• DATA LISTING:
[start]

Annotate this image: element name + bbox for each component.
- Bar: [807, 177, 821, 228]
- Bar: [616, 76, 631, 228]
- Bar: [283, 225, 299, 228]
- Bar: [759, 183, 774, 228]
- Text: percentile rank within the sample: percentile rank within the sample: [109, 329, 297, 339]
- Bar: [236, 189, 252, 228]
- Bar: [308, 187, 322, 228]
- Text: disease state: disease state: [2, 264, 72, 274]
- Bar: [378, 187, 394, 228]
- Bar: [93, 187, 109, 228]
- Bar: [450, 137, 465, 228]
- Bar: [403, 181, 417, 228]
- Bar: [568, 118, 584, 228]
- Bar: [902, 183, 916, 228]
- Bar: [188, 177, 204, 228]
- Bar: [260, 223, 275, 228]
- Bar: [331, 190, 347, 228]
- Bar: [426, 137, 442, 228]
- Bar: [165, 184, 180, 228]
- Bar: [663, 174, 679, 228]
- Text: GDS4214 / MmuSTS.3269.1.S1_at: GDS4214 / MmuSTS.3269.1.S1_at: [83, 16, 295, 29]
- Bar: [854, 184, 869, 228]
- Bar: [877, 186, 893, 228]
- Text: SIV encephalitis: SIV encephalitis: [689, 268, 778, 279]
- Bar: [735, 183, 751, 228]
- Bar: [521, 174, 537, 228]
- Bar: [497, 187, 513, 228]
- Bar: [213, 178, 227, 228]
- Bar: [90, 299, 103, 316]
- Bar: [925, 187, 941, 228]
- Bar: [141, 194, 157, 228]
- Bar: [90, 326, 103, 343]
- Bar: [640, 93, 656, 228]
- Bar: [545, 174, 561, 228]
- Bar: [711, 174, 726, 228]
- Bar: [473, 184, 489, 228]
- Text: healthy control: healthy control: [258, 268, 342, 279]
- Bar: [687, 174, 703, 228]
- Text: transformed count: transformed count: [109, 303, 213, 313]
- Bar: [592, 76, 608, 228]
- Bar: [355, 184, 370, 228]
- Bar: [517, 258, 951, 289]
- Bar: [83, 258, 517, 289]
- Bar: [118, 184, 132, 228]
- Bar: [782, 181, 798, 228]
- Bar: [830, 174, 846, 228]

[end]

• EXERCISE: Return every line of the records above, copied character for character and in the same order.

• ANSWER TO THE EXERCISE:
Annotate this image: element name + bbox for each component.
- Bar: [807, 177, 821, 228]
- Bar: [616, 76, 631, 228]
- Bar: [283, 225, 299, 228]
- Bar: [759, 183, 774, 228]
- Text: percentile rank within the sample: percentile rank within the sample: [109, 329, 297, 339]
- Bar: [236, 189, 252, 228]
- Bar: [308, 187, 322, 228]
- Text: disease state: disease state: [2, 264, 72, 274]
- Bar: [378, 187, 394, 228]
- Bar: [93, 187, 109, 228]
- Bar: [450, 137, 465, 228]
- Bar: [403, 181, 417, 228]
- Bar: [568, 118, 584, 228]
- Bar: [902, 183, 916, 228]
- Bar: [188, 177, 204, 228]
- Bar: [260, 223, 275, 228]
- Bar: [331, 190, 347, 228]
- Bar: [426, 137, 442, 228]
- Bar: [165, 184, 180, 228]
- Bar: [663, 174, 679, 228]
- Text: GDS4214 / MmuSTS.3269.1.S1_at: GDS4214 / MmuSTS.3269.1.S1_at: [83, 16, 295, 29]
- Bar: [854, 184, 869, 228]
- Bar: [877, 186, 893, 228]
- Text: SIV encephalitis: SIV encephalitis: [689, 268, 778, 279]
- Bar: [735, 183, 751, 228]
- Bar: [521, 174, 537, 228]
- Bar: [497, 187, 513, 228]
- Bar: [213, 178, 227, 228]
- Bar: [90, 299, 103, 316]
- Bar: [925, 187, 941, 228]
- Bar: [141, 194, 157, 228]
- Bar: [90, 326, 103, 343]
- Bar: [640, 93, 656, 228]
- Bar: [545, 174, 561, 228]
- Bar: [711, 174, 726, 228]
- Bar: [473, 184, 489, 228]
- Text: healthy control: healthy control: [258, 268, 342, 279]
- Bar: [687, 174, 703, 228]
- Text: transformed count: transformed count: [109, 303, 213, 313]
- Bar: [592, 76, 608, 228]
- Bar: [355, 184, 370, 228]
- Bar: [517, 258, 951, 289]
- Bar: [83, 258, 517, 289]
- Bar: [118, 184, 132, 228]
- Bar: [782, 181, 798, 228]
- Bar: [830, 174, 846, 228]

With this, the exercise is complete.